> [INSTRUCTIONS FOR THE TASK]:
Give the data below again exactly as it stands. Omit the pictures.

[start LISTING]

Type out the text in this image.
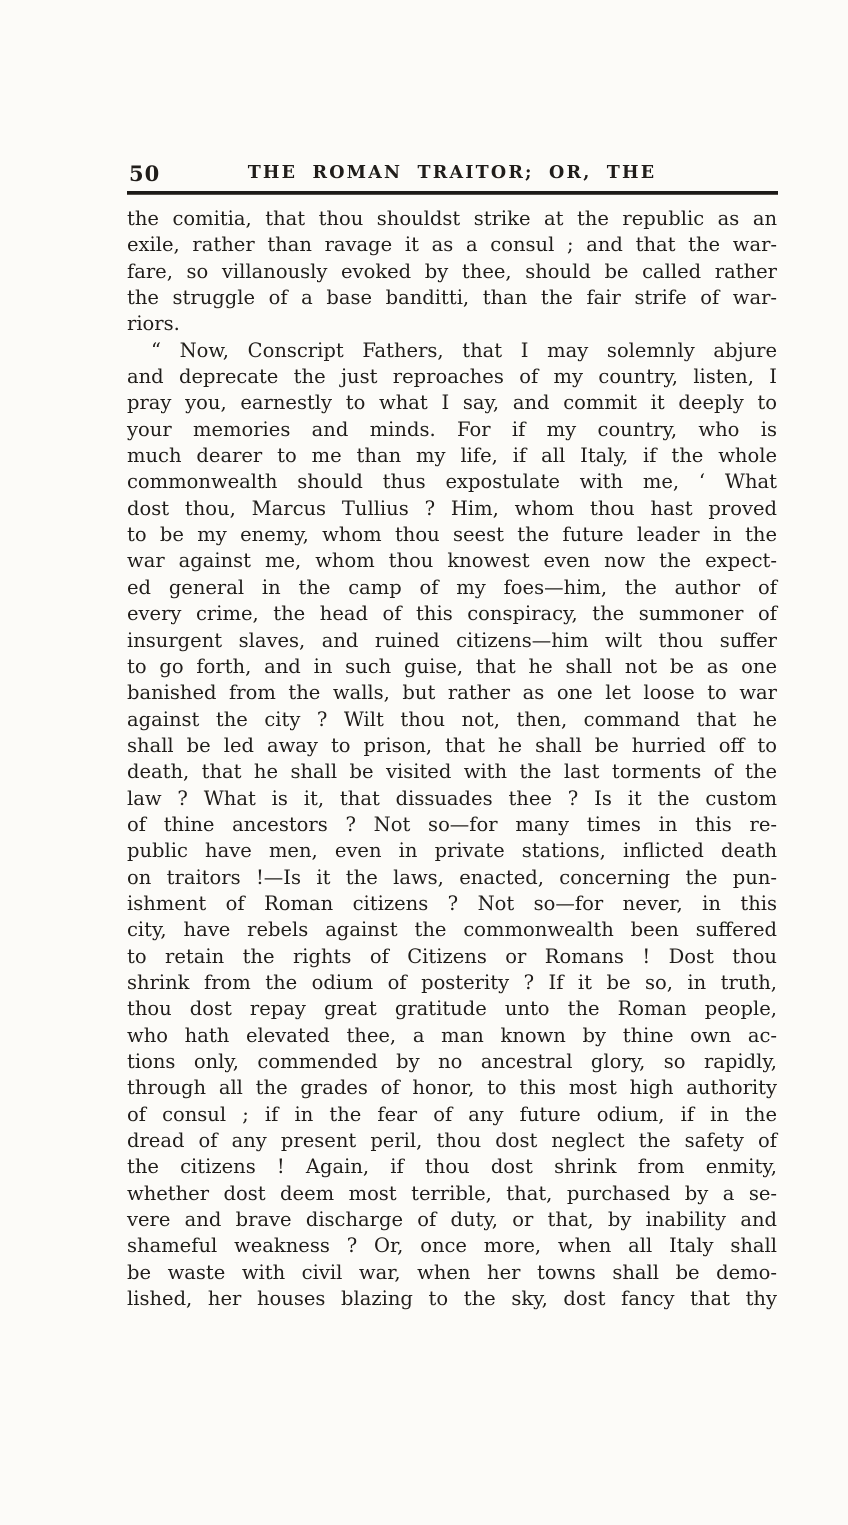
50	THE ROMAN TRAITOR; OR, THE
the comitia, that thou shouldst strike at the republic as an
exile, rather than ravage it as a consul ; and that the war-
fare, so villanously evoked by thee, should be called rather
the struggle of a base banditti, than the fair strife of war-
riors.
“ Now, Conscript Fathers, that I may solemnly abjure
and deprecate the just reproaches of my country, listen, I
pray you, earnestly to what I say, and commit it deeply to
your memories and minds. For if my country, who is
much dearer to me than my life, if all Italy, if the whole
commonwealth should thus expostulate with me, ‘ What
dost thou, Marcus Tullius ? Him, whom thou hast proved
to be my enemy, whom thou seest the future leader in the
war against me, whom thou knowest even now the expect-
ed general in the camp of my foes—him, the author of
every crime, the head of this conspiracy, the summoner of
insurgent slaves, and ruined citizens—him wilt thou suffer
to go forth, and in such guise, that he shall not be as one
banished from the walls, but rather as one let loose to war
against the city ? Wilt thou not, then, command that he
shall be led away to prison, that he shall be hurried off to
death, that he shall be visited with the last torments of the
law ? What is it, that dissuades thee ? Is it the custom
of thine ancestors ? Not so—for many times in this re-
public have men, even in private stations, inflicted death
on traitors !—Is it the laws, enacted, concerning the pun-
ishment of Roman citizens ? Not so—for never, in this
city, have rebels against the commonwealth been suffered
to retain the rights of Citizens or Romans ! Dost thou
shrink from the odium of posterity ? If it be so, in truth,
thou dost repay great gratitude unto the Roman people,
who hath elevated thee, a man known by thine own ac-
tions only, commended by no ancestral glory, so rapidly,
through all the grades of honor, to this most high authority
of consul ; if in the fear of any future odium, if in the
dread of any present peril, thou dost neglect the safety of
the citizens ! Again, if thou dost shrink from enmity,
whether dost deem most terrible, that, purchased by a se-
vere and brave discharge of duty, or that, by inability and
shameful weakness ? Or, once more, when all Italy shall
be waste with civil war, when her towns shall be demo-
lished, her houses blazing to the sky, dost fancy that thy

[end LISTING]

> [WRITTEN ANSWER]:
Type out the text in this image.
50	THE ROMAN TRAITOR; OR, THE
the comitia, that thou shouldst strike at the republic as an
exile, rather than ravage it as a consul ; and that the war-
fare, so villanously evoked by thee, should be called rather
the struggle of a base banditti, than the fair strife of war-
riors.
“ Now, Conscript Fathers, that I may solemnly abjure
and deprecate the just reproaches of my country, listen, I
pray you, earnestly to what I say, and commit it deeply to
your memories and minds. For if my country, who is
much dearer to me than my life, if all Italy, if the whole
commonwealth should thus expostulate with me, ‘ What
dost thou, Marcus Tullius ? Him, whom thou hast proved
to be my enemy, whom thou seest the future leader in the
war against me, whom thou knowest even now the expect-
ed general in the camp of my foes—him, the author of
every crime, the head of this conspiracy, the summoner of
insurgent slaves, and ruined citizens—him wilt thou suffer
to go forth, and in such guise, that he shall not be as one
banished from the walls, but rather as one let loose to war
against the city ? Wilt thou not, then, command that he
shall be led away to prison, that he shall be hurried off to
death, that he shall be visited with the last torments of the
law ? What is it, that dissuades thee ? Is it the custom
of thine ancestors ? Not so—for many times in this re-
public have men, even in private stations, inflicted death
on traitors !—Is it the laws, enacted, concerning the pun-
ishment of Roman citizens ? Not so—for never, in this
city, have rebels against the commonwealth been suffered
to retain the rights of Citizens or Romans ! Dost thou
shrink from the odium of posterity ? If it be so, in truth,
thou dost repay great gratitude unto the Roman people,
who hath elevated thee, a man known by thine own ac-
tions only, commended by no ancestral glory, so rapidly,
through all the grades of honor, to this most high authority
of consul ; if in the fear of any future odium, if in the
dread of any present peril, thou dost neglect the safety of
the citizens ! Again, if thou dost shrink from enmity,
whether dost deem most terrible, that, purchased by a se-
vere and brave discharge of duty, or that, by inability and
shameful weakness ? Or, once more, when all Italy shall
be waste with civil war, when her towns shall be demo-
lished, her houses blazing to the sky, dost fancy that thy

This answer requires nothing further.